Copy each line in the data that includes the word "JSON".

-- start Records for this task --

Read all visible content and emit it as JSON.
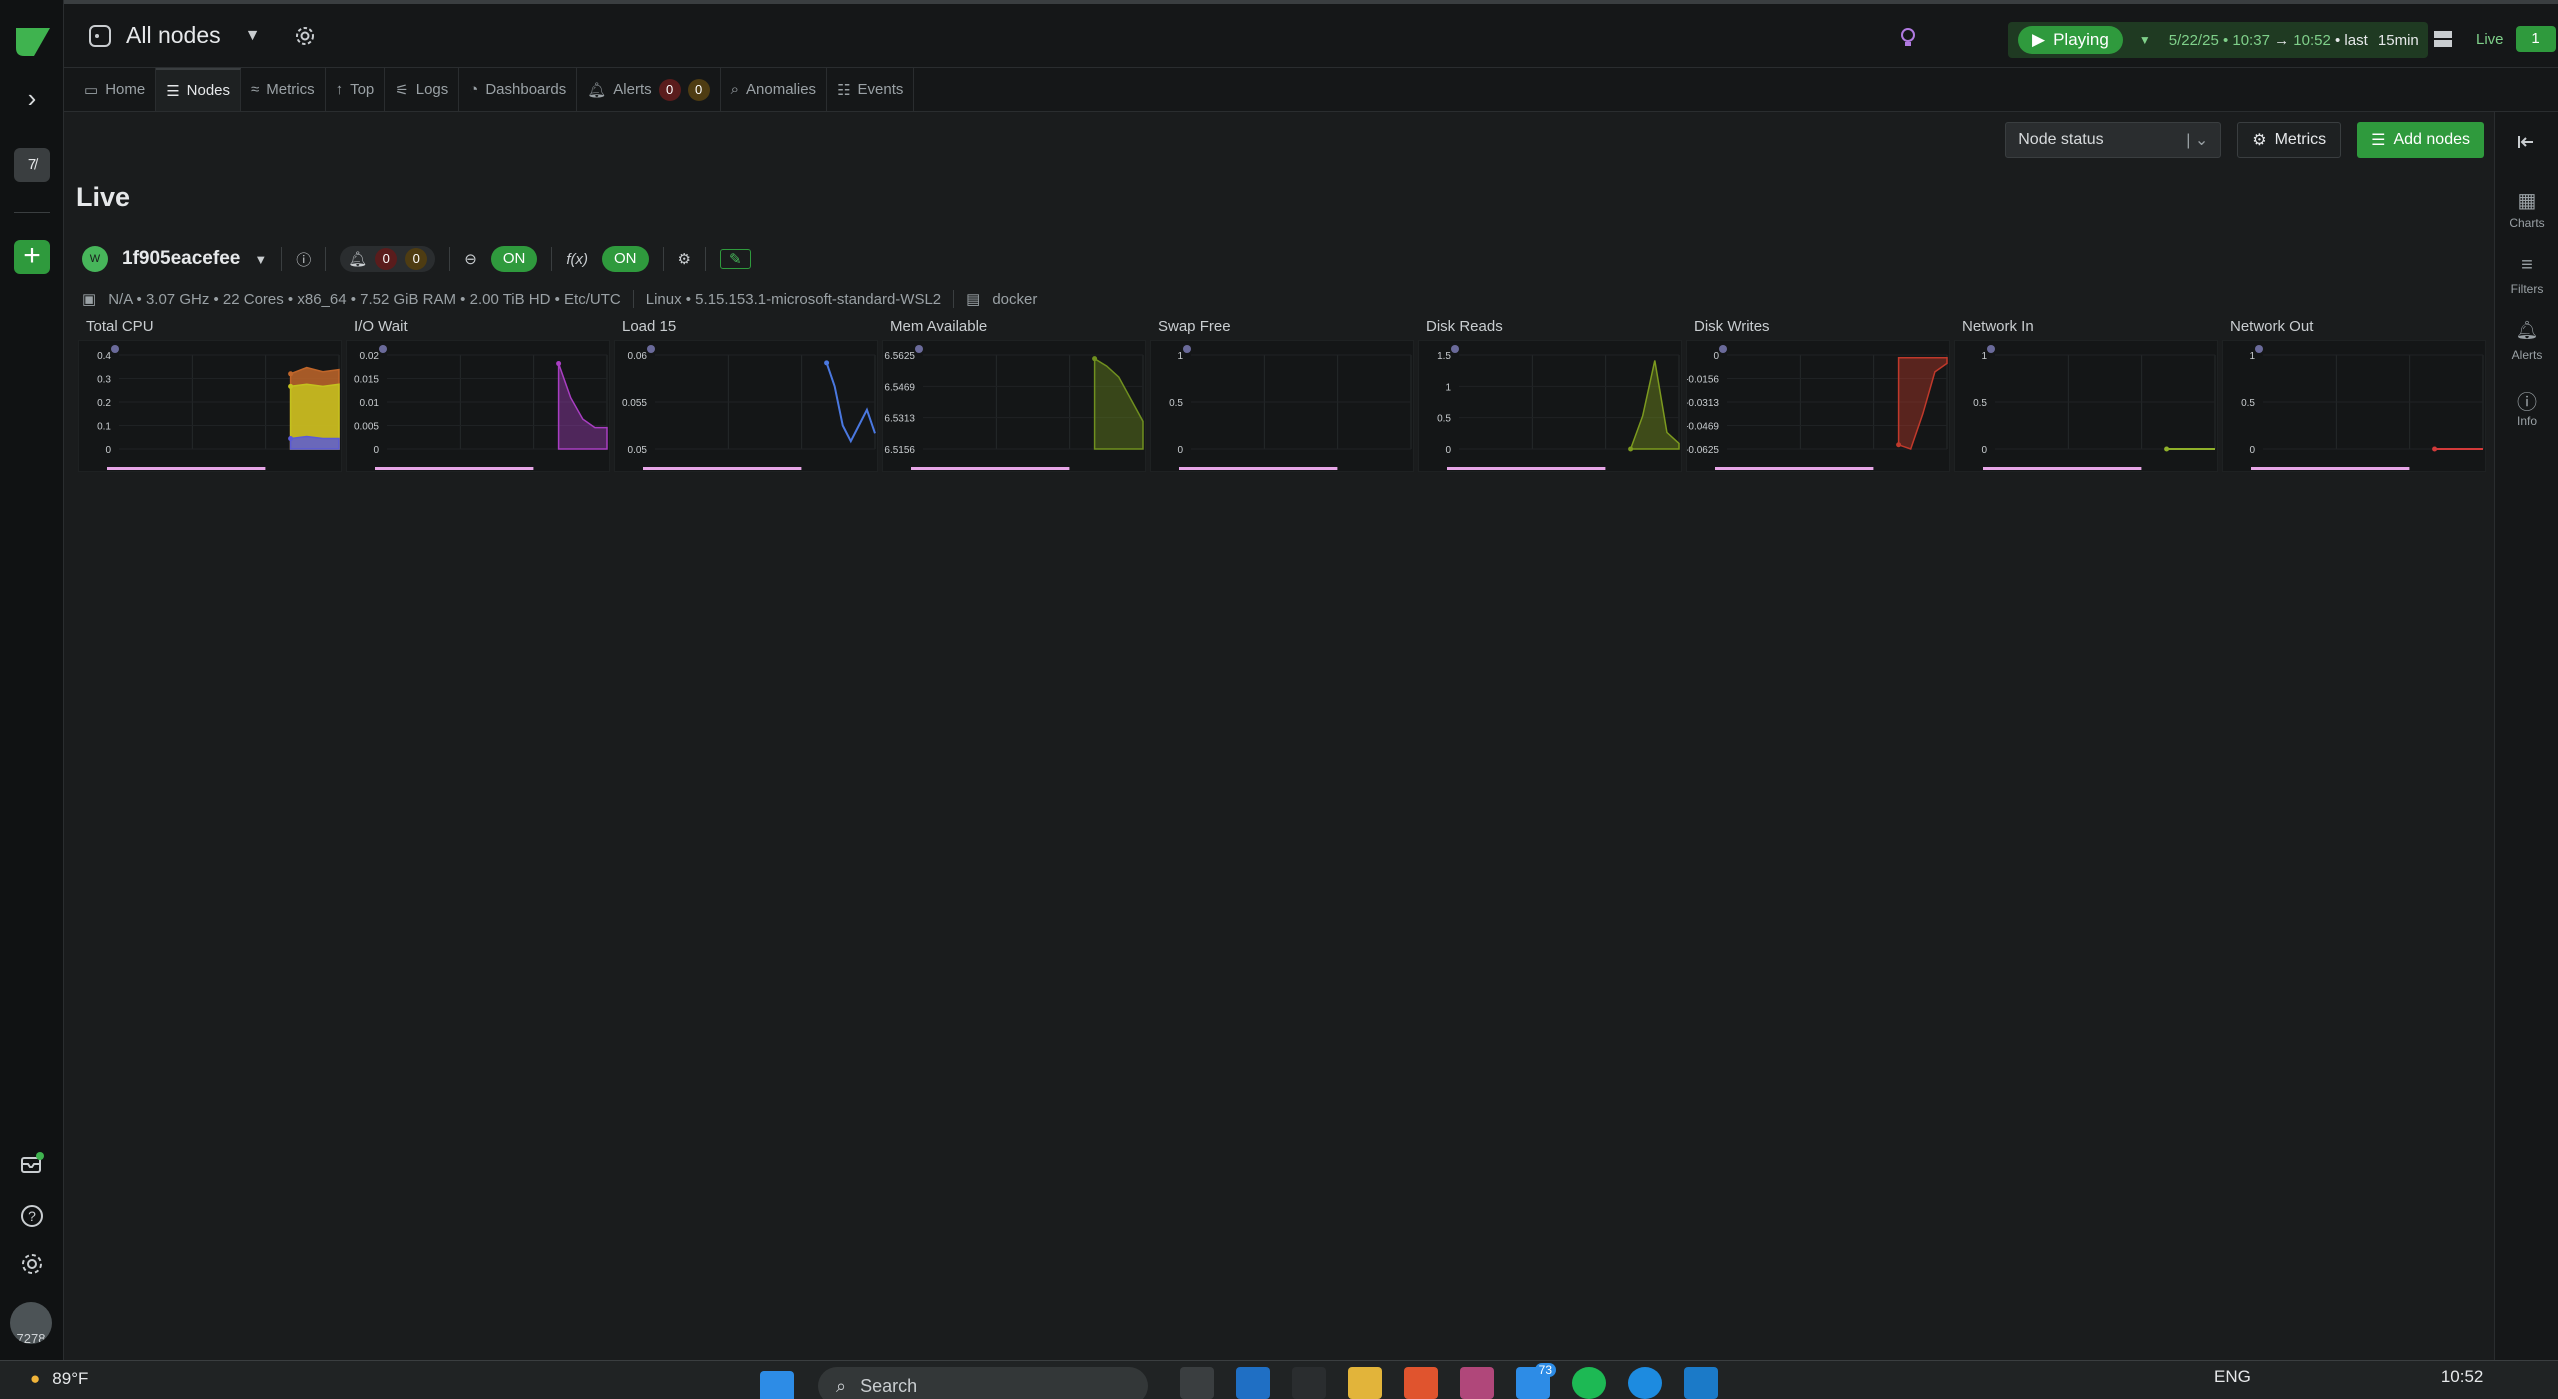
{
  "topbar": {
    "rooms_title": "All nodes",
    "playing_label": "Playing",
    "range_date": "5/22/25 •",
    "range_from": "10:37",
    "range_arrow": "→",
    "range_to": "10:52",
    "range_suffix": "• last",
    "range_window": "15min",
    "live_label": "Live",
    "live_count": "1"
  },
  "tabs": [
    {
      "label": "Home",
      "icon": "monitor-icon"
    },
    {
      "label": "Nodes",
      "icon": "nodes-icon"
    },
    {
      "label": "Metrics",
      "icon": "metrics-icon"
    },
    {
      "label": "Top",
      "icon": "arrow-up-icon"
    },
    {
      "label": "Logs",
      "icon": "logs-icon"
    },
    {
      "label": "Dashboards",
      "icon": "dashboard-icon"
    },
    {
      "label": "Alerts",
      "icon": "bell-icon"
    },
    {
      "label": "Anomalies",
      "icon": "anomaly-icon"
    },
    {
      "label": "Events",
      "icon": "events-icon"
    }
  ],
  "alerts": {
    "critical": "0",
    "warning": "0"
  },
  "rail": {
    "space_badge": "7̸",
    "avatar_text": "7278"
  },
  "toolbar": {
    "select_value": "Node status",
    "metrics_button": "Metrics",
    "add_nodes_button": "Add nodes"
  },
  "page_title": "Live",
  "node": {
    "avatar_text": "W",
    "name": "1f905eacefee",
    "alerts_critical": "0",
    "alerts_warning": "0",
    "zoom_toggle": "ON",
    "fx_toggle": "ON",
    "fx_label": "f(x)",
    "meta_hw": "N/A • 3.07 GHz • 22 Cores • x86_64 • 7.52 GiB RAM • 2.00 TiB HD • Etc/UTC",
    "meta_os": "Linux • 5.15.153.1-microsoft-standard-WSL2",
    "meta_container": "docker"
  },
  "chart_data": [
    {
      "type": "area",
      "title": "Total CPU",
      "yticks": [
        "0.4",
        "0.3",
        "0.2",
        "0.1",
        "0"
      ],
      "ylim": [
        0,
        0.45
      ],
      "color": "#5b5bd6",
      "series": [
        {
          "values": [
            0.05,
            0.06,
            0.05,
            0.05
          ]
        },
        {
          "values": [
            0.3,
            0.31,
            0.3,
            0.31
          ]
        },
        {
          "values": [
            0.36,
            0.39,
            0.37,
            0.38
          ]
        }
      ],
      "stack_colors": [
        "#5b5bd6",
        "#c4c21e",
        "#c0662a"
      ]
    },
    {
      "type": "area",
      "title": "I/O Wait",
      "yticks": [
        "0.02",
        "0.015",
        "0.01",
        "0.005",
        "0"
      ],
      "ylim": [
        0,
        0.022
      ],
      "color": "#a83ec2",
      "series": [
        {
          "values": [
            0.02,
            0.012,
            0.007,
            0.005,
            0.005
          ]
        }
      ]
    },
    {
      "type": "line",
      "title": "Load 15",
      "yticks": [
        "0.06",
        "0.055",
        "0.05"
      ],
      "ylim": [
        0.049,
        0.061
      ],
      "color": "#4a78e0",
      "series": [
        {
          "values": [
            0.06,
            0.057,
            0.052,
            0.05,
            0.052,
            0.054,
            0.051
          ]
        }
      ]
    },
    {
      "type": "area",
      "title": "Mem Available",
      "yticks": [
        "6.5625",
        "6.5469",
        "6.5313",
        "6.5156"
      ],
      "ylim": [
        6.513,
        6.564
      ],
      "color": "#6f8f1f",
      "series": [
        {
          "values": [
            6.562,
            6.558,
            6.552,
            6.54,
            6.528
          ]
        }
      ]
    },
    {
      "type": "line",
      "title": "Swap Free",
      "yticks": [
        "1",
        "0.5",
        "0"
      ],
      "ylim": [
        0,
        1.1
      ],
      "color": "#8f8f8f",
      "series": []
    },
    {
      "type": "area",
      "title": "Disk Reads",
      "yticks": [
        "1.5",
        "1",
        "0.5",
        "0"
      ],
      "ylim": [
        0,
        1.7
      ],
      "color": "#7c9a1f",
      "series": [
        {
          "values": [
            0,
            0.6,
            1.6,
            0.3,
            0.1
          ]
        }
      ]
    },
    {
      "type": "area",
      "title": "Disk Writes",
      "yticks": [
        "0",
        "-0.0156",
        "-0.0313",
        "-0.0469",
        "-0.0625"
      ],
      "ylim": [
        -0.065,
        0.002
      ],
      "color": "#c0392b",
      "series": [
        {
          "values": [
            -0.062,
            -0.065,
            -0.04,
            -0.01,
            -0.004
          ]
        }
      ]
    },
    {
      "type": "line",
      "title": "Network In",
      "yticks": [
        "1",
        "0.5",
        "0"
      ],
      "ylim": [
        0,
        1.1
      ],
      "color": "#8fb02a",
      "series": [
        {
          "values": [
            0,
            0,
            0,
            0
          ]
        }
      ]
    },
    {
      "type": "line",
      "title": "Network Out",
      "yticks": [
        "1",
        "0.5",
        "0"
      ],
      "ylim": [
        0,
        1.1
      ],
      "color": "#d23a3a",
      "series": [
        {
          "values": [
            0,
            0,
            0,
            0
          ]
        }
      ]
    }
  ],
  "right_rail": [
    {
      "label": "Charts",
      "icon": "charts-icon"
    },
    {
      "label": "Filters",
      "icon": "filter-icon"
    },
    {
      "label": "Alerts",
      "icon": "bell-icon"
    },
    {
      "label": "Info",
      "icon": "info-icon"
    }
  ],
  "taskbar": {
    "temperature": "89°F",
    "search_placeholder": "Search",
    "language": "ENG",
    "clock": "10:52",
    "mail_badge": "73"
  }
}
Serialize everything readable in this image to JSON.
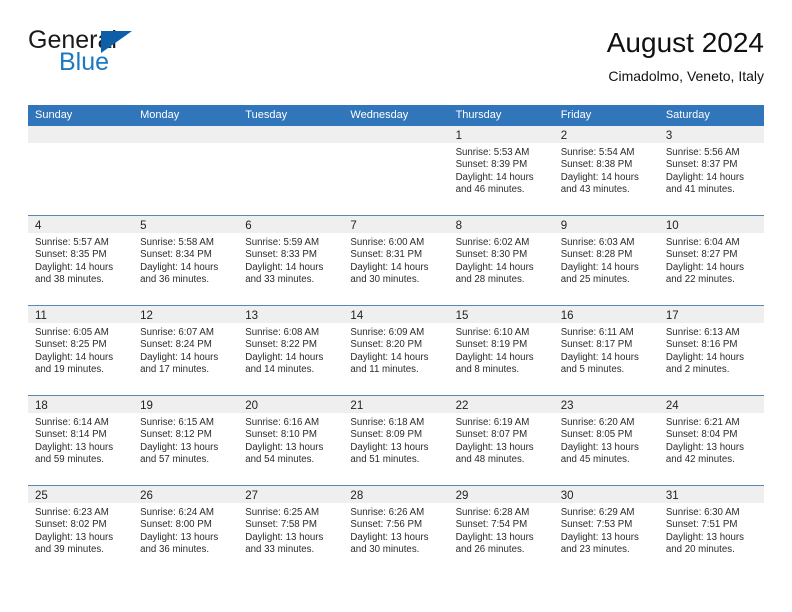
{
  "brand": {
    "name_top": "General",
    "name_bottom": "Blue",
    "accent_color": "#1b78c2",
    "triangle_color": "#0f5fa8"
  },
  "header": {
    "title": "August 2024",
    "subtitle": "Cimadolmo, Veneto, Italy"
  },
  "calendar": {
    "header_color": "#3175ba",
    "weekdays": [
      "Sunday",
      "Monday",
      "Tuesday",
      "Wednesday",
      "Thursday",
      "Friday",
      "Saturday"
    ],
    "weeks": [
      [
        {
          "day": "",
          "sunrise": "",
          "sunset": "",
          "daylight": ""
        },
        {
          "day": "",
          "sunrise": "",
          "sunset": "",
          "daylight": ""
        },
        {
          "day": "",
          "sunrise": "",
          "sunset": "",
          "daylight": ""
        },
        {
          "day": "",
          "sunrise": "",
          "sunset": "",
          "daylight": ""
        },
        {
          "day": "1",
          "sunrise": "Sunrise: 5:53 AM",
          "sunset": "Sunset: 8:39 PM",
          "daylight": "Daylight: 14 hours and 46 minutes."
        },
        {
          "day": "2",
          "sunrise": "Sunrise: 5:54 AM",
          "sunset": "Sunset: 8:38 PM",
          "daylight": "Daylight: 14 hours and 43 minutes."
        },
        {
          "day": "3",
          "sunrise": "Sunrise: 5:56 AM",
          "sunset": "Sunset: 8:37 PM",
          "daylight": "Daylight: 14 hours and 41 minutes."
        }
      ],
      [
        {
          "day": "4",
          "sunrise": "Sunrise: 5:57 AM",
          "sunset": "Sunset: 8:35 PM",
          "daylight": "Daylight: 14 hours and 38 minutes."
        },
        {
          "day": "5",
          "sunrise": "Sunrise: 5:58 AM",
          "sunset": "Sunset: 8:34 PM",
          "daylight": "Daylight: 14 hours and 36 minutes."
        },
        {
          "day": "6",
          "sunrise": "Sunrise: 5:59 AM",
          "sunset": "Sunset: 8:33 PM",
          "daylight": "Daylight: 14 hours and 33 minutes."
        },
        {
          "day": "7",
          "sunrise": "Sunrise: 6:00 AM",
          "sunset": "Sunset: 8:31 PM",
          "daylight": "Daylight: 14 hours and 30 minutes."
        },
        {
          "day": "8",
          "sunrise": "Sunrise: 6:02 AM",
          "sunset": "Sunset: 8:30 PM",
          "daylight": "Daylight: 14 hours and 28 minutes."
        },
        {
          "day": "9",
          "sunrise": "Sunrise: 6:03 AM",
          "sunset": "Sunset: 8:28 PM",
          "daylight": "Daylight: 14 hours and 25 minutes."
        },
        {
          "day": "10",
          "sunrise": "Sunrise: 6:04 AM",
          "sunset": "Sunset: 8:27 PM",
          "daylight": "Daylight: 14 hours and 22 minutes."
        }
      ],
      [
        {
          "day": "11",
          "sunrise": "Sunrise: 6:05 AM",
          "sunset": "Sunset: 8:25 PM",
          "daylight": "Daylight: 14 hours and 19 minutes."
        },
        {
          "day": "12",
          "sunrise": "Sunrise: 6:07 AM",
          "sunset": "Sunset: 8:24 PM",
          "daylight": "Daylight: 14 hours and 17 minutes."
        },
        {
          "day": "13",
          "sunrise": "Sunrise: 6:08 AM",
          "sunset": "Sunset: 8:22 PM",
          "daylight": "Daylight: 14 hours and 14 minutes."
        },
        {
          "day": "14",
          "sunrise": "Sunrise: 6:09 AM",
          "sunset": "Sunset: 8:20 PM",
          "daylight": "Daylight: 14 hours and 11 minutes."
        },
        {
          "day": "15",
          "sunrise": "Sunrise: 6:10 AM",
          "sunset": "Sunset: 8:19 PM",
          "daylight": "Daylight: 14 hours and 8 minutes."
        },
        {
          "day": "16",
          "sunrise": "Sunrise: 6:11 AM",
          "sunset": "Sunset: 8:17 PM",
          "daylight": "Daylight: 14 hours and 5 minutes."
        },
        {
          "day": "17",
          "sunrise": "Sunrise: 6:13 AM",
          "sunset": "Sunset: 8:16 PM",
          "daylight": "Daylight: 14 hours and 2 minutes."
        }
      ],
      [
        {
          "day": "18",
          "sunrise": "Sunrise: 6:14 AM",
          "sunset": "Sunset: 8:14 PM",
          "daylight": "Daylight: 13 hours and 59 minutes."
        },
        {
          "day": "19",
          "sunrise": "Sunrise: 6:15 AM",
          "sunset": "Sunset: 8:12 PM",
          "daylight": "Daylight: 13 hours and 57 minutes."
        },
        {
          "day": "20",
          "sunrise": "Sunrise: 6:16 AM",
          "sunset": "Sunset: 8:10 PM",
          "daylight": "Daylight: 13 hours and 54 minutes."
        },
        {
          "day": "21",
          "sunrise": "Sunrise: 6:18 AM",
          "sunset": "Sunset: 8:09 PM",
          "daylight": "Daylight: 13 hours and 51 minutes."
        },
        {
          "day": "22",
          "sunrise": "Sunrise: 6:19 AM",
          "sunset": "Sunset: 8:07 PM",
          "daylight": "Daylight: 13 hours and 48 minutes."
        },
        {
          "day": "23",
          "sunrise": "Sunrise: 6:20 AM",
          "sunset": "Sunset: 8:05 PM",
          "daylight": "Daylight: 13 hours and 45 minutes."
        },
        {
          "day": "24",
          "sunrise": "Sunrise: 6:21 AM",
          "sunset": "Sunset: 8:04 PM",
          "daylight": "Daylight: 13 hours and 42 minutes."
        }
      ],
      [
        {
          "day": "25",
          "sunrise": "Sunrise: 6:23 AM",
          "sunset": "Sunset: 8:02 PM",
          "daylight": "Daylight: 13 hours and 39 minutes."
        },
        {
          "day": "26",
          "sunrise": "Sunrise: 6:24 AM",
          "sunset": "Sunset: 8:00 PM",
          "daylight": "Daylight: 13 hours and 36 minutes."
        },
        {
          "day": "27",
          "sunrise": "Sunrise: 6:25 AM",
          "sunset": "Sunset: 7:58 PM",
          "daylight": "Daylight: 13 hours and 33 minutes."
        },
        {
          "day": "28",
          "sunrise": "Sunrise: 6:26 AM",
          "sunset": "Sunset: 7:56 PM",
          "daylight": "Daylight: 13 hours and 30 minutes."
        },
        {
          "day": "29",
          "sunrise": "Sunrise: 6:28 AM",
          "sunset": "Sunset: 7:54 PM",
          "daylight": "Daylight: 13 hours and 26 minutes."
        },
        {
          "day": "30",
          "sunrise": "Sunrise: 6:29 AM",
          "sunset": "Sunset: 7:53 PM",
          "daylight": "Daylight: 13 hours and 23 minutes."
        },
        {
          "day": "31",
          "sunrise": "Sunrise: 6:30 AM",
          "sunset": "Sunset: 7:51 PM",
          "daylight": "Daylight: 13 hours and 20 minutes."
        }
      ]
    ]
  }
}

-- end Records for this task --

*Task response*
Read all visible content and emit it as JSON.
Serialize everything readable in this image to JSON.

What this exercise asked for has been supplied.